[SELECTED EXTRACT Boundary: Start]

Microrheology versus macrorheology of active microswimmers suspensions – MicMacSwim

In nature, organisms that can propel themselves in a fluid medium are ubiquitous. While larger organisms, such as fish, use inertia in their motion, microorganisms like spermatozoa, microalgae or bacteria move at low Reynolds number, where viscous forces dominate over the effects of inertia. A recent and currently unresolved issue involves understanding the hydrodynamics associated with the individual or collective motion of such microswimmers through their fluid-mediated interactions. These self-propelled particles create a force multipole either at the front of the body, in which case they are called pullers, or at the back, in which case, they are pushers. The flow induced by the force multipole is responsible for hydrodynamic interactions between swimmers that are expected to have a dramatic effect on their dynamics and particularly on the rheology of the suspension. As an example, microswimmer suspensions have been shown to lead to complex dynamics such as the so-called weak turbulence or bioconvection phenomenon.

[SELECTED EXTRACT Boundary: End]

WORK INSTRUCTION A ▸
In the passage on active microswimmer suspensions, what are self-propelled particles called when they create the force multipole at the back of the body?
WORK INSTRUCTION B ▸
Pick up the passage on active microswimmer suspensions after its final sentence and continue writing it.
The rows that follow come from a different source than the passage on active microswimmer suspensions.

[DATASET ENTRIES Boundary: Start]

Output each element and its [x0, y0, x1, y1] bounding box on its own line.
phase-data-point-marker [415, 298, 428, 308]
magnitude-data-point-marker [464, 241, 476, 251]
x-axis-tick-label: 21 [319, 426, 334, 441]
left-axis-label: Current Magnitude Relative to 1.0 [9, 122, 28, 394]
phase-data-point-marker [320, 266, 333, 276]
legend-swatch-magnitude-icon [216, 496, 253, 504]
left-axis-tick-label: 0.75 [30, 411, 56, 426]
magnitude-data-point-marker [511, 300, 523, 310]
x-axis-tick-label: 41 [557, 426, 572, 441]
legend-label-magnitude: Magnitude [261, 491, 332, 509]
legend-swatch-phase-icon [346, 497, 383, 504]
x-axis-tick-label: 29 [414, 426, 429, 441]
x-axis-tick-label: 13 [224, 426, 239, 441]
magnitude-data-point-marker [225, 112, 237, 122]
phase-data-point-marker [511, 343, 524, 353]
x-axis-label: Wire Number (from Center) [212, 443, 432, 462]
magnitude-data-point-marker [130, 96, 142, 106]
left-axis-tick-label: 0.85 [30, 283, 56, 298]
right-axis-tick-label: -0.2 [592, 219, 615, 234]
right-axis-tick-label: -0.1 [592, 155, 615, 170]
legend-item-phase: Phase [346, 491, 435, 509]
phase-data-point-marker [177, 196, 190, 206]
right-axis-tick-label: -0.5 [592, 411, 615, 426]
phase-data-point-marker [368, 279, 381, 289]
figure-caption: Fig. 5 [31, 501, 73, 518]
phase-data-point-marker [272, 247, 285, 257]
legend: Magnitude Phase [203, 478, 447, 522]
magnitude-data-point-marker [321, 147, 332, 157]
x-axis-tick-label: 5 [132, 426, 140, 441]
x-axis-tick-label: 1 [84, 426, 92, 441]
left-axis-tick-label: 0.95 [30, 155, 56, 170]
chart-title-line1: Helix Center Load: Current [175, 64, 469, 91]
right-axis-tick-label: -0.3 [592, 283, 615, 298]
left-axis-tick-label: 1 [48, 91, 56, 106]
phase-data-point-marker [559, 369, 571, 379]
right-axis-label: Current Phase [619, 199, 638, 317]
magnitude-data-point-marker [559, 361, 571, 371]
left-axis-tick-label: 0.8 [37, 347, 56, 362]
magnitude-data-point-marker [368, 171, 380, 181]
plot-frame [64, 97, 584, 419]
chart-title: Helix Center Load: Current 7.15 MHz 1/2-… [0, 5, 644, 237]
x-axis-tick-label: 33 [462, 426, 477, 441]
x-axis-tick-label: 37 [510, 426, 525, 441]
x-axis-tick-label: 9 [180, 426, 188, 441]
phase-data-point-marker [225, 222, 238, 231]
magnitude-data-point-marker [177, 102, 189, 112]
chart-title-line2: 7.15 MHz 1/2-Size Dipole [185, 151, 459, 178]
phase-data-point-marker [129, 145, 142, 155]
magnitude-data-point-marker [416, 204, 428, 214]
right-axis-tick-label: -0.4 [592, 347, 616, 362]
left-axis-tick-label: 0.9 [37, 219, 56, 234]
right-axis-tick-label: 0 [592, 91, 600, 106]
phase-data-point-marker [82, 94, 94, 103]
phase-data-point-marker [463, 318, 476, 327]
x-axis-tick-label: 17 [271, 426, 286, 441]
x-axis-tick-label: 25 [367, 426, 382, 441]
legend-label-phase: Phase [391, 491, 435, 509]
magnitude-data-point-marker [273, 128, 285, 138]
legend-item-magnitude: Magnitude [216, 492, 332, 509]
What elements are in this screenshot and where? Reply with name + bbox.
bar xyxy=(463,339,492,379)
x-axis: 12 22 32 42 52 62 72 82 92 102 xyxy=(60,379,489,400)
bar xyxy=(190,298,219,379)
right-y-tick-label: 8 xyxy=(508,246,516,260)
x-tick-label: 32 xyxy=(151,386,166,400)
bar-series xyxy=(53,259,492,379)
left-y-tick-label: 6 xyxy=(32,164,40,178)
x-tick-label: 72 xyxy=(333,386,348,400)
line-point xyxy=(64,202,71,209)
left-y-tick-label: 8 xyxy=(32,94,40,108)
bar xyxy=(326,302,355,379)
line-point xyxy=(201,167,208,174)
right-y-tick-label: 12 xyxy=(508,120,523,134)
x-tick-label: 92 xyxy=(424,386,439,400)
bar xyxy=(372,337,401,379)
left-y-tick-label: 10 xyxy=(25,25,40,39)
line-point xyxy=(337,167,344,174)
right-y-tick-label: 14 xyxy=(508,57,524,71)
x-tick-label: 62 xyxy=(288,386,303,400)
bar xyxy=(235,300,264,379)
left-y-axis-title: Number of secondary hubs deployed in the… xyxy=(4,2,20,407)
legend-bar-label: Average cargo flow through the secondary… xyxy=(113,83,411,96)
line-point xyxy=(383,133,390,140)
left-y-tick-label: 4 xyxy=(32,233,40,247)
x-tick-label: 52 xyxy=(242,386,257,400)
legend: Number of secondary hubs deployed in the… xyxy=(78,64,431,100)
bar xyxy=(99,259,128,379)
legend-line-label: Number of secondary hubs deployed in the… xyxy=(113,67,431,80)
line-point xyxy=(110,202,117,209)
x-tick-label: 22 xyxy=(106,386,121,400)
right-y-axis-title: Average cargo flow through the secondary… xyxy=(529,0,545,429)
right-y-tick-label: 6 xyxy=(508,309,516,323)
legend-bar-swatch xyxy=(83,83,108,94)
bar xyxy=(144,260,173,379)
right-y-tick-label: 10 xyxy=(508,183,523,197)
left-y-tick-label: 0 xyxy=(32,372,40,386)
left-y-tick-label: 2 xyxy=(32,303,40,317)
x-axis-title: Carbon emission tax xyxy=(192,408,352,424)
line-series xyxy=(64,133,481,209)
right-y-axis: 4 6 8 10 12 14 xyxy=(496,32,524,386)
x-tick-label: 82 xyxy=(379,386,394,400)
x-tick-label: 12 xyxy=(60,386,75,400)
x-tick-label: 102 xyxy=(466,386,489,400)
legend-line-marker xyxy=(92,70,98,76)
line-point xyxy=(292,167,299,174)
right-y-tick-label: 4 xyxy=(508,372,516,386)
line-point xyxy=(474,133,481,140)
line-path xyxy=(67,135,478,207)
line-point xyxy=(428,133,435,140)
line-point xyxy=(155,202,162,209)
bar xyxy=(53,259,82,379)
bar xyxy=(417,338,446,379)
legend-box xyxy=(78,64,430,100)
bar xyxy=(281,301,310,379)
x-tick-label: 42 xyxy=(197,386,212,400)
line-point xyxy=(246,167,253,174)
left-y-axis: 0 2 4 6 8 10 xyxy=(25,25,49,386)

[DATASET ENTRIES Boundary: End]

WRITTEN REPLY A ▸
Pushers.

WRITTEN REPLY B ▸
Here we propose a fundamental study – experimental and numerical – of flow properties and of the rheology of this new kind of complex fluid: active suspensions, i.e. suspensions of microswimmers. Our proposal focuses on the development of active microrheology of such an active suspension and on the comparison of the obtained results with our previously acquired knowledge of the macrorheology of the system. Besides fundamental understanding of the relationship between micro and macrorheology data, our aim is to develop a new tool for the study of the rheology of small quantities of active fluids. This should lead to numerous applications, for instance in fertility analysis.